→ Written request: List every line below containing "type".

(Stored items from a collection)
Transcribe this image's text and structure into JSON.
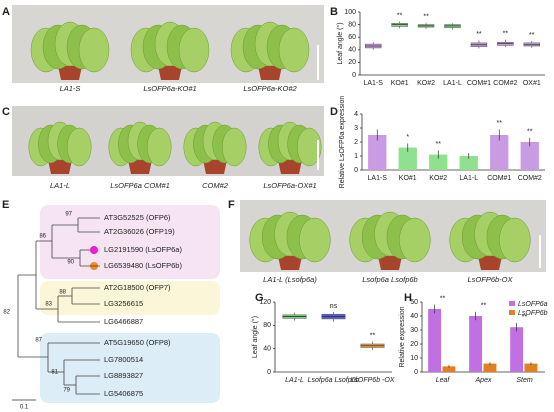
{
  "panel_labels": [
    "A",
    "B",
    "C",
    "D",
    "E",
    "F",
    "G",
    "H"
  ],
  "photos_a": {
    "captions": [
      "LA1-S",
      "LsOFP6a-KO#1",
      "LsOFP6a-KO#2"
    ]
  },
  "photos_c": {
    "captions": [
      "LA1-L",
      "LsOFP6a COM#1",
      "COM#2",
      "LsOFP6a-OX#1"
    ]
  },
  "photos_f": {
    "captions": [
      "LA1-L (Lsofp6a)",
      "Lsofp6a Lsofp6b",
      "LsOFP6b-OX"
    ]
  },
  "tree": {
    "leaves": [
      "AT3G52525 (OFP6)",
      "AT2G36026 (OFP19)",
      "LG2191590 (LsOFP6a)",
      "LG6539480 (LsOFP6b)",
      "AT2G18500 (OFP7)",
      "LG3256615",
      "LG6466887",
      "AT5G19650 (OFP8)",
      "LG7800514",
      "LG8893827",
      "LG5406875"
    ],
    "bootstrap": [
      97,
      90,
      86,
      88,
      83,
      79,
      81,
      87,
      82
    ],
    "scale": "0.1"
  },
  "chart_data": [
    {
      "type": "box",
      "ylabel": "Leaf angle (°)",
      "categories": [
        "LA1-S",
        "KO#1",
        "KO#2",
        "LA1-L",
        "COM#1",
        "COM#2",
        "OX#1"
      ],
      "boxes": [
        {
          "min": 40,
          "q1": 43,
          "median": 46,
          "q3": 49,
          "max": 52
        },
        {
          "min": 74,
          "q1": 77,
          "median": 80,
          "q3": 82,
          "max": 85
        },
        {
          "min": 73,
          "q1": 76,
          "median": 78,
          "q3": 80,
          "max": 83
        },
        {
          "min": 72,
          "q1": 75,
          "median": 78,
          "q3": 80,
          "max": 82
        },
        {
          "min": 42,
          "q1": 45,
          "median": 48,
          "q3": 51,
          "max": 55
        },
        {
          "min": 44,
          "q1": 47,
          "median": 50,
          "q3": 52,
          "max": 56
        },
        {
          "min": 43,
          "q1": 46,
          "median": 48,
          "q3": 51,
          "max": 54
        }
      ],
      "colors": [
        "#c99be2",
        "#7fd87f",
        "#7fd87f",
        "#7fd87f",
        "#c99be2",
        "#c99be2",
        "#c99be2"
      ],
      "annotations": [
        null,
        "**",
        "**",
        null,
        "**",
        "**",
        "**"
      ],
      "ylim": [
        0,
        100
      ],
      "yticks": [
        0,
        20,
        40,
        60,
        80,
        100
      ]
    },
    {
      "type": "bar",
      "ylabel": "Relative LsOFP6a expression",
      "categories": [
        "LA1-S",
        "KO#1",
        "KO#2",
        "LA1-L",
        "COM#1",
        "COM#2"
      ],
      "values": [
        2.5,
        1.6,
        1.1,
        1.0,
        2.5,
        2.0
      ],
      "errors": [
        0.4,
        0.3,
        0.3,
        0.2,
        0.4,
        0.3
      ],
      "colors": [
        "#c99be2",
        "#8fe08f",
        "#8fe08f",
        "#8fe08f",
        "#c99be2",
        "#c99be2"
      ],
      "annotations": [
        null,
        "*",
        "**",
        null,
        "**",
        "**"
      ],
      "ylim": [
        0,
        4
      ],
      "yticks": [
        0,
        1,
        2,
        3,
        4
      ]
    },
    {
      "type": "box",
      "ylabel": "Leaf angle (°)",
      "categories": [
        "LA1-L",
        "Lsofp6a Lsofp6b",
        "LsOFP6b -OX"
      ],
      "boxes": [
        {
          "min": 88,
          "q1": 92,
          "median": 95,
          "q3": 98,
          "max": 102
        },
        {
          "min": 86,
          "q1": 91,
          "median": 95,
          "q3": 99,
          "max": 103
        },
        {
          "min": 38,
          "q1": 42,
          "median": 45,
          "q3": 48,
          "max": 52
        }
      ],
      "colors": [
        "#6fd86f",
        "#5a5ad8",
        "#f0a030"
      ],
      "annotations": [
        null,
        "ns",
        "**"
      ],
      "ylim": [
        0,
        120
      ],
      "yticks": [
        0,
        40,
        80,
        120
      ]
    },
    {
      "type": "groupedbar",
      "ylabel": "Relative expression",
      "categories": [
        "Leaf",
        "Apex",
        "Stem"
      ],
      "series": [
        {
          "name": "LsOFP6a",
          "color": "#c070e0",
          "values": [
            45,
            40,
            32
          ],
          "errors": [
            3,
            3,
            3
          ]
        },
        {
          "name": "LsOFP6b",
          "color": "#e08020",
          "values": [
            4,
            6,
            6
          ],
          "errors": [
            1,
            1,
            1
          ]
        }
      ],
      "annotations": [
        "**",
        "**",
        "**"
      ],
      "ylim": [
        0,
        50
      ],
      "yticks": [
        0,
        10,
        20,
        30,
        40,
        50
      ]
    }
  ]
}
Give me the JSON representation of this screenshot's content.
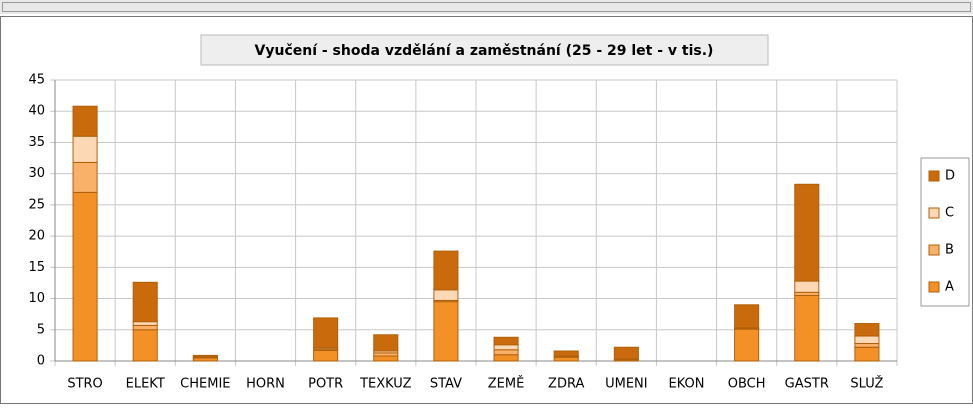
{
  "chart_data": {
    "type": "stacked_bar",
    "title": "Vyučení - shoda vzdělání a zaměstnání (25 - 29 let - v tis.)",
    "categories": [
      "STRO",
      "ELEKT",
      "CHEMIE",
      "HORN",
      "POTR",
      "TEXKUZ",
      "STAV",
      "ZEMĚ",
      "ZDRA",
      "UMENI",
      "EKON",
      "OBCH",
      "GASTR",
      "SLUŽ"
    ],
    "series": [
      {
        "name": "A",
        "color": "#f39127",
        "values": [
          27,
          5,
          0.5,
          0,
          1.7,
          0.8,
          9.5,
          1,
          0.6,
          0.2,
          0,
          5.1,
          10.5,
          2.2
        ]
      },
      {
        "name": "B",
        "color": "#f9b068",
        "values": [
          4.8,
          0.7,
          0.1,
          0,
          0.2,
          0.5,
          0.2,
          0.8,
          0.1,
          0,
          0,
          0.1,
          0.5,
          0.6
        ]
      },
      {
        "name": "C",
        "color": "#fdd8b4",
        "values": [
          4.2,
          0.6,
          0.1,
          0,
          0.2,
          0.3,
          1.7,
          0.8,
          0.1,
          0.1,
          0,
          0.1,
          1.8,
          1.2
        ]
      },
      {
        "name": "D",
        "color": "#c96a0c",
        "values": [
          4.8,
          6.3,
          0.2,
          0,
          4.8,
          2.6,
          6.2,
          1.2,
          0.8,
          1.9,
          0,
          3.7,
          15.5,
          2
        ]
      }
    ],
    "ylim": [
      0,
      45
    ],
    "yticks": [
      0,
      5,
      10,
      15,
      20,
      25,
      30,
      35,
      40,
      45
    ],
    "grid": true,
    "legend": "right"
  }
}
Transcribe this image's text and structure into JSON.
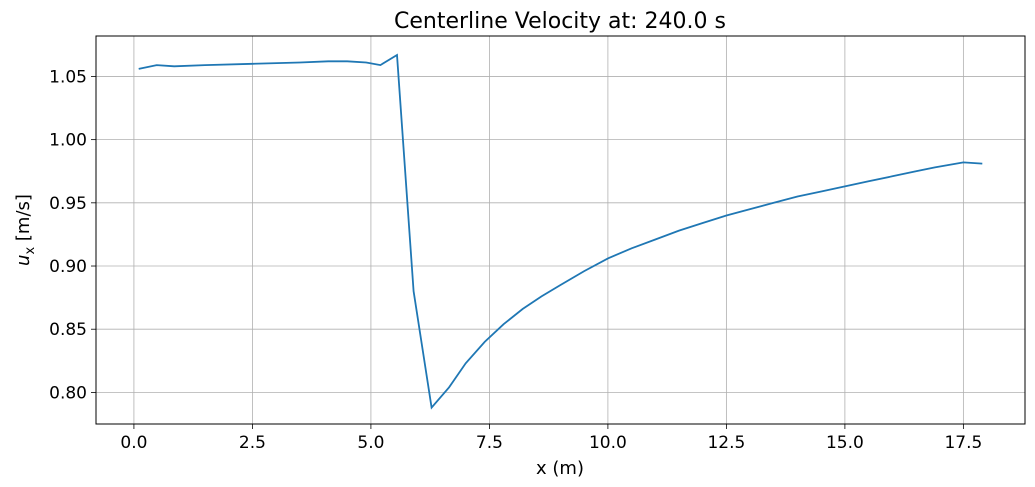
{
  "chart_data": {
    "type": "line",
    "title": "Centerline Velocity at: 240.0 s",
    "xlabel": "x (m)",
    "ylabel_symbol": "u",
    "ylabel_subscript": "x",
    "ylabel_unit": " [m/s]",
    "xlim": [
      -0.8,
      18.8
    ],
    "ylim": [
      0.775,
      1.082
    ],
    "x_ticks": [
      0.0,
      2.5,
      5.0,
      7.5,
      10.0,
      12.5,
      15.0,
      17.5
    ],
    "x_tick_labels": [
      "0.0",
      "2.5",
      "5.0",
      "7.5",
      "10.0",
      "12.5",
      "15.0",
      "17.5"
    ],
    "y_ticks": [
      0.8,
      0.85,
      0.9,
      0.95,
      1.0,
      1.05
    ],
    "y_tick_labels": [
      "0.80",
      "0.85",
      "0.90",
      "0.95",
      "1.00",
      "1.05"
    ],
    "grid": true,
    "line_color": "#1f77b4",
    "series": [
      {
        "x": [
          0.1,
          0.48,
          0.85,
          1.5,
          2.5,
          3.5,
          4.1,
          4.5,
          4.9,
          5.2,
          5.55,
          5.9,
          6.28,
          6.65,
          7.0,
          7.4,
          7.8,
          8.2,
          8.6,
          9.0,
          9.5,
          10.0,
          10.5,
          11.0,
          11.5,
          12.0,
          12.5,
          13.0,
          13.5,
          14.0,
          14.5,
          15.0,
          15.5,
          16.0,
          16.5,
          16.9,
          17.5,
          17.9
        ],
        "y": [
          1.056,
          1.059,
          1.058,
          1.059,
          1.06,
          1.061,
          1.062,
          1.062,
          1.061,
          1.059,
          1.067,
          0.88,
          0.788,
          0.804,
          0.823,
          0.84,
          0.854,
          0.866,
          0.876,
          0.885,
          0.896,
          0.906,
          0.914,
          0.921,
          0.928,
          0.934,
          0.94,
          0.945,
          0.95,
          0.955,
          0.959,
          0.963,
          0.967,
          0.971,
          0.975,
          0.978,
          0.982,
          0.981
        ]
      }
    ]
  }
}
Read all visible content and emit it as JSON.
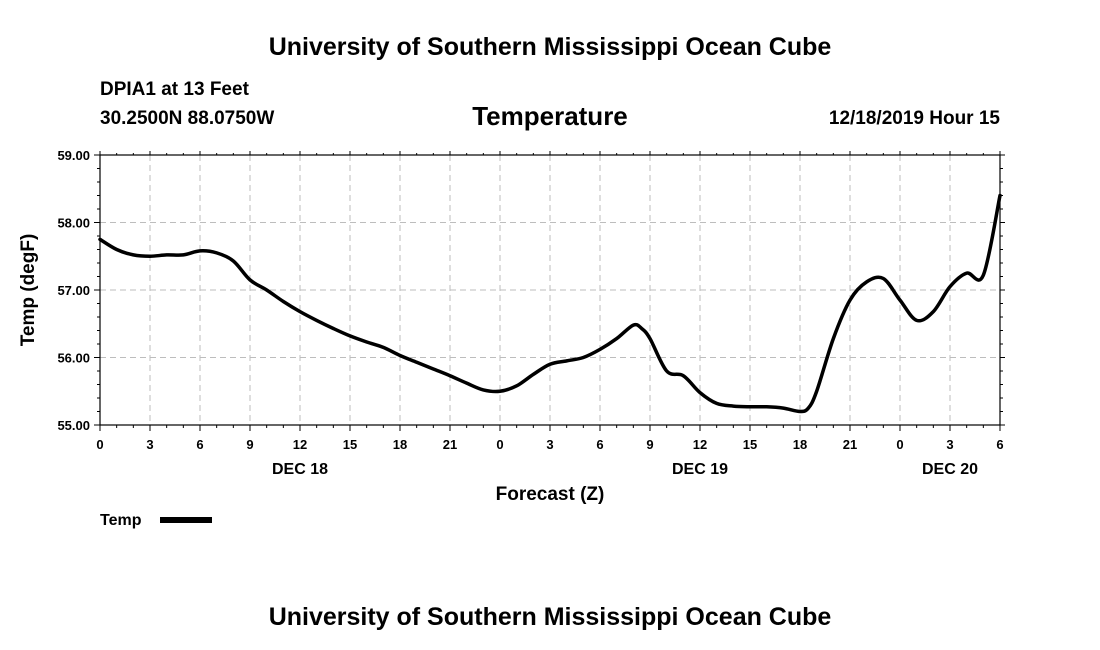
{
  "chart_data": {
    "type": "line",
    "title": "University of Southern Mississippi Ocean Cube",
    "footer": "University of Southern Mississippi Ocean Cube",
    "station": "DPIA1 at 13 Feet",
    "location": "30.2500N 88.0750W",
    "variable": "Temperature",
    "issued": "12/18/2019 Hour 15",
    "xlabel": "Forecast (Z)",
    "ylabel": "Temp (degF)",
    "xlim": [
      0,
      54
    ],
    "ylim": [
      55,
      59
    ],
    "grid": true,
    "x_tick_values": [
      0,
      3,
      6,
      9,
      12,
      15,
      18,
      21,
      24,
      27,
      30,
      33,
      36,
      39,
      42,
      45,
      48,
      51,
      54
    ],
    "x_tick_labels": [
      "0",
      "3",
      "6",
      "9",
      "12",
      "15",
      "18",
      "21",
      "0",
      "3",
      "6",
      "9",
      "12",
      "15",
      "18",
      "21",
      "0",
      "3",
      "6"
    ],
    "y_tick_values": [
      55,
      56,
      57,
      58,
      59
    ],
    "y_tick_labels": [
      "55.00",
      "56.00",
      "57.00",
      "58.00",
      "59.00"
    ],
    "day_labels": [
      {
        "x": 12,
        "label": "DEC 18"
      },
      {
        "x": 36,
        "label": "DEC 19"
      },
      {
        "x": 51,
        "label": "DEC 20"
      }
    ],
    "legend": "Temp",
    "legend_position": "bottom-left",
    "series": [
      {
        "name": "Temp",
        "color": "#000000",
        "x": [
          0,
          1,
          2,
          3,
          4,
          5,
          6,
          7,
          8,
          9,
          10,
          11,
          12,
          13,
          14,
          15,
          16,
          17,
          18,
          19,
          20,
          21,
          22,
          23,
          24,
          25,
          26,
          27,
          28,
          29,
          30,
          31,
          32,
          32.5,
          33,
          34,
          35,
          36,
          37,
          38,
          39,
          40,
          41,
          42,
          42.5,
          43,
          44,
          45,
          46,
          47,
          48,
          49,
          50,
          51,
          52,
          53,
          54
        ],
        "values": [
          57.75,
          57.6,
          57.52,
          57.5,
          57.52,
          57.52,
          57.58,
          57.55,
          57.43,
          57.15,
          57.0,
          56.83,
          56.68,
          56.55,
          56.43,
          56.32,
          56.23,
          56.15,
          56.03,
          55.93,
          55.83,
          55.73,
          55.62,
          55.52,
          55.5,
          55.58,
          55.75,
          55.9,
          55.95,
          56.0,
          56.12,
          56.28,
          56.48,
          56.43,
          56.28,
          55.8,
          55.73,
          55.48,
          55.32,
          55.28,
          55.27,
          55.27,
          55.25,
          55.2,
          55.25,
          55.5,
          56.28,
          56.85,
          57.12,
          57.17,
          56.85,
          56.55,
          56.68,
          57.05,
          57.25,
          57.22,
          58.4
        ]
      }
    ]
  }
}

→ Completed exercise:
      "type": "box",
      "type": "bar",
      "type": "box",
      "type": "groupedbar",
    "type": "stacked_bar",
    "type": "line",
    "type": "line",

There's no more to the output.